> Passage provided

—————

Varices, varix, or varicosities are abnormally dilated and twisted veins in the legs and oral area. Sublingual varices (SLV) are the most common type of oral varicosities. It often appears as several elevated blue-purple lesions on the ventral surface or lateral border of the tongue,1 and they are more likely to be discovered during routine dental visits. However, if the patients find them in their mouths for the first time, it may cause cancerophobia due to the ominous look of the varicose veins. In rare situations, if these lesions are traumatized, minor hemorrhage may occur. Because of their vascular origin, they tend to blanch under pressure (positive diascopy). A negative diascopy test can be the result of a thrombus that can happen in long-lived oral varices.2 The presence of varicosities increases the risk of clotting in affected veins due to the alteration of local blood flow, resulting in thrombosed veins formation (phlebothrombosis).3 Thrombosed varices in the mouth are often small and localized. They mostly develop in the lips and buccal mucosa. However, a recent study reported a rare case of large thrombosed sublingual varix (2 cm in diameter) with an initial tumor diagnosis.4
SLV should be distinguished from the following conditions: hemangioma, lymphangioma, Kaposi’s sarcoma, melanoma, or blue rubber bleb nevus syndrome. Therefore, proper knowledge of SLV clinical characteristics, obtaining a thorough medical history, and performing a detailed clinical evaluation are essential factors in establishing a diagnosis.2
Some of the potential risk factors for SLV are age, gender, smoking, cardiovascular diseases, denture wearing, and leg varicosity.5–10 Age appears to be an important etiologic factor since varices, in general, are more common in the elderly than children. This suggests that their occurrence may be an age-related degeneration, in which a loss of connective tissue of the vessels occurs.1 Furthermore, some studies on oral mucosal lesions in older people reported SLV to be among the four most prevalent lesions in the mouth.11–16
As mentioned previously, smoking is one of the possible etiologies of SLV. There are very few studies that have investigated the connection between SLV and smoking. Some studies have reported an association. For example, Al-Shayyab and Baqain,5 in a study of 391 patients, found a significant relationship between smoking and SLV. Hedström et al,6,7 also reported a significant association in two different observational clinical studies with a five-year gap. However, in their second study, the criterion of being a smoker was not clearly stated. In contrast to the previous studies, Akkaya et al,10 in a recent study of 691 patients, reported that smoking does not significantly affect the incidence of SLV. They suggested that this finding might be linked with nicotine’s preventive effect on the formation of varicose veins due to its vasoconstrictive effect. Thus, this connection remained controversial.

—————

> Dataset records
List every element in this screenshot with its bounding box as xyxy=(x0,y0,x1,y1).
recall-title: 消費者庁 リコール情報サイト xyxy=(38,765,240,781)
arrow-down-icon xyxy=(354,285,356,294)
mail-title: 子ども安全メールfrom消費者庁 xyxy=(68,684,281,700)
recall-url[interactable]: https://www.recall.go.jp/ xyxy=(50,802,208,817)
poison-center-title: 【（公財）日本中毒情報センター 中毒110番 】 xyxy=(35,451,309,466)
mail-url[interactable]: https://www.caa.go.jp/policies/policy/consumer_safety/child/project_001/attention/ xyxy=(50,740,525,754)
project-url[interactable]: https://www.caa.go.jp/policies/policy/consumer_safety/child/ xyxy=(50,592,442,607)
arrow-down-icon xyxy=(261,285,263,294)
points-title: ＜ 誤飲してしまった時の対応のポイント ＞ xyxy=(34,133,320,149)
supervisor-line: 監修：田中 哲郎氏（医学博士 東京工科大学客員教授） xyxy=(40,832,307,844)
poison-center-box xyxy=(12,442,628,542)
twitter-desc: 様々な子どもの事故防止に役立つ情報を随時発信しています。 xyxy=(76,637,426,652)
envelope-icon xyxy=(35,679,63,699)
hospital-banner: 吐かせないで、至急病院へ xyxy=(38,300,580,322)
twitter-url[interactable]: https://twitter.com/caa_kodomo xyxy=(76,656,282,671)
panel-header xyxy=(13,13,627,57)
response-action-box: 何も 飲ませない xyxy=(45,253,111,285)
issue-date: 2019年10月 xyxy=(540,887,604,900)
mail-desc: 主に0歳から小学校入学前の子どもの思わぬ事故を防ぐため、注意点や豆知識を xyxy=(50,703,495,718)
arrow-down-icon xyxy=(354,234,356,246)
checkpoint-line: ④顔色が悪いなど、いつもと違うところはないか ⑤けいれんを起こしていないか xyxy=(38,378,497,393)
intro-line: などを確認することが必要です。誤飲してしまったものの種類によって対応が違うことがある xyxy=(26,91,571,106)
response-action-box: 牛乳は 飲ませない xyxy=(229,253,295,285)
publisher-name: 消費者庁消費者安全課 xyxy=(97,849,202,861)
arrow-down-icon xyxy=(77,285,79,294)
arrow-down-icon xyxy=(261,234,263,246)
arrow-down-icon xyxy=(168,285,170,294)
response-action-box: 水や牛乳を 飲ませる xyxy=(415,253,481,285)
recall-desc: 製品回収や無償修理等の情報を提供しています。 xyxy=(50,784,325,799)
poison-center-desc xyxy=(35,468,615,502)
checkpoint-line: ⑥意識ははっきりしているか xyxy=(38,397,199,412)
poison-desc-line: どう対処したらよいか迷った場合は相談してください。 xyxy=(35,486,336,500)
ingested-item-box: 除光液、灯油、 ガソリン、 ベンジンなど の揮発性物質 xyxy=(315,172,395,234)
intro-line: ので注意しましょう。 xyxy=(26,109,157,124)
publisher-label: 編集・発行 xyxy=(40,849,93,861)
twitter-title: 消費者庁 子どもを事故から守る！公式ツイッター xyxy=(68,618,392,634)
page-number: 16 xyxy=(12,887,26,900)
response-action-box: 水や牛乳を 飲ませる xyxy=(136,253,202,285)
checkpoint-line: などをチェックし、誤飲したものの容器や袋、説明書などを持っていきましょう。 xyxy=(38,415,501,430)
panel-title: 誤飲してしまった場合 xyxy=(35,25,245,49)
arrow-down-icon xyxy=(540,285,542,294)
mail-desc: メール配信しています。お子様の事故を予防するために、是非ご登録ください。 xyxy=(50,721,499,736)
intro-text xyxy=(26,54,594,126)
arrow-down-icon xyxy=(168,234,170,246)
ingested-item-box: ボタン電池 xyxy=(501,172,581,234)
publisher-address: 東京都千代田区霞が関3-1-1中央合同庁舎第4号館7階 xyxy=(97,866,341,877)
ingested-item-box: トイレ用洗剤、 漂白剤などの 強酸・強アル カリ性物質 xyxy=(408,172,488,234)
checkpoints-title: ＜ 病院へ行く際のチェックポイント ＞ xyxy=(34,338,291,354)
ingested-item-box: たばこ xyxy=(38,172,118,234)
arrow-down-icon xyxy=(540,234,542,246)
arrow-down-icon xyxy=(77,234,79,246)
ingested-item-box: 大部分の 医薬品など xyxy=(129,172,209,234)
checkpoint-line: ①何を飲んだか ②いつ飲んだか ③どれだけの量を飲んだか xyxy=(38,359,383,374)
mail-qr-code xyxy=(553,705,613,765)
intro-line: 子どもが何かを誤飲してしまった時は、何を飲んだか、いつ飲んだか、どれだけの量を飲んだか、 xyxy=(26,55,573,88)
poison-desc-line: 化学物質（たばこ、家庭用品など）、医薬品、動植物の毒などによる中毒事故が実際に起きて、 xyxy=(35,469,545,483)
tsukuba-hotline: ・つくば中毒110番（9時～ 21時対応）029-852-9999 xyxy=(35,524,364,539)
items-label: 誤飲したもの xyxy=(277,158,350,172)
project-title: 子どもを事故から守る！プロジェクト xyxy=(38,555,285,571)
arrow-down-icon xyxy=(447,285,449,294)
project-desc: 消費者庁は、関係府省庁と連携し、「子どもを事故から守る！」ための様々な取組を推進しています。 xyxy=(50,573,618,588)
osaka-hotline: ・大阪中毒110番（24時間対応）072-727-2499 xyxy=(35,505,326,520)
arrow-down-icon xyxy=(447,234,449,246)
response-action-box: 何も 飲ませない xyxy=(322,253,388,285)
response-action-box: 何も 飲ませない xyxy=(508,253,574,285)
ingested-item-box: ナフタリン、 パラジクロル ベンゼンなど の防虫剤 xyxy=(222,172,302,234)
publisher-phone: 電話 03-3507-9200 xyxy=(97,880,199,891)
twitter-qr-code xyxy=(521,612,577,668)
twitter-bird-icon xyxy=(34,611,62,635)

—————

> What to do
[1] Answer each question from the passage on sublingual varices, one per line:
(a) Of which type of varicosities are sublingual varices the most common type?
(b) How many patients were in the study by Akkaya et al?
(c) In which two areas do thrombosed varices in the mouth mostly develop?
[2] List every condition that the passage on sublingual varices says they should be distinguished from.
The lines have no connection to the passage on sublingual varices.

> Your responses
[1]
(a) Oral varicosities.
(b) 691 patients.
(c) The lips and the buccal mucosa.

[2]
- Hemangioma
- Lymphangioma
- Kaposi's sarcoma
- Melanoma
- Blue rubber bleb nevus syndrome